= Direction =
Repeat the material exactly, every line of it.
═════ Rows ═════
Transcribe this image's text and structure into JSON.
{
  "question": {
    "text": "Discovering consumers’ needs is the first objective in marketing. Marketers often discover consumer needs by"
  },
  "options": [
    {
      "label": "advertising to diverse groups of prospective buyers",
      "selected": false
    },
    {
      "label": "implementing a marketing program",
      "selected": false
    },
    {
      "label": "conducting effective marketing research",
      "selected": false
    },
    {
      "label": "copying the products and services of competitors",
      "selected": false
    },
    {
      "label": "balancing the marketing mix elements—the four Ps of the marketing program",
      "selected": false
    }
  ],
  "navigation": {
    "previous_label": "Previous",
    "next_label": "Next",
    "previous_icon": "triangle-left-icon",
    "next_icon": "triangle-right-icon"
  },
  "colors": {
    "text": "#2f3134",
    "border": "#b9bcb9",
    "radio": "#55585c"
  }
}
═════
= Exercise solution =
Transcribe this image's text and structure into JSON.
{
  "question": {
    "text": "Discovering consumers’ needs is the first objective in marketing. Marketers often discover consumer needs by"
  },
  "options": [
    {
      "label": "advertising to diverse groups of prospective buyers",
      "selected": false
    },
    {
      "label": "implementing a marketing program",
      "selected": false
    },
    {
      "label": "conducting effective marketing research",
      "selected": false
    },
    {
      "label": "copying the products and services of competitors",
      "selected": false
    },
    {
      "label": "balancing the marketing mix elements—the four Ps of the marketing program",
      "selected": false
    }
  ],
  "navigation": {
    "previous_label": "Previous",
    "next_label": "Next",
    "previous_icon": "triangle-left-icon",
    "next_icon": "triangle-right-icon"
  },
  "colors": {
    "text": "#2f3134",
    "border": "#b9bcb9",
    "radio": "#55585c"
  }
}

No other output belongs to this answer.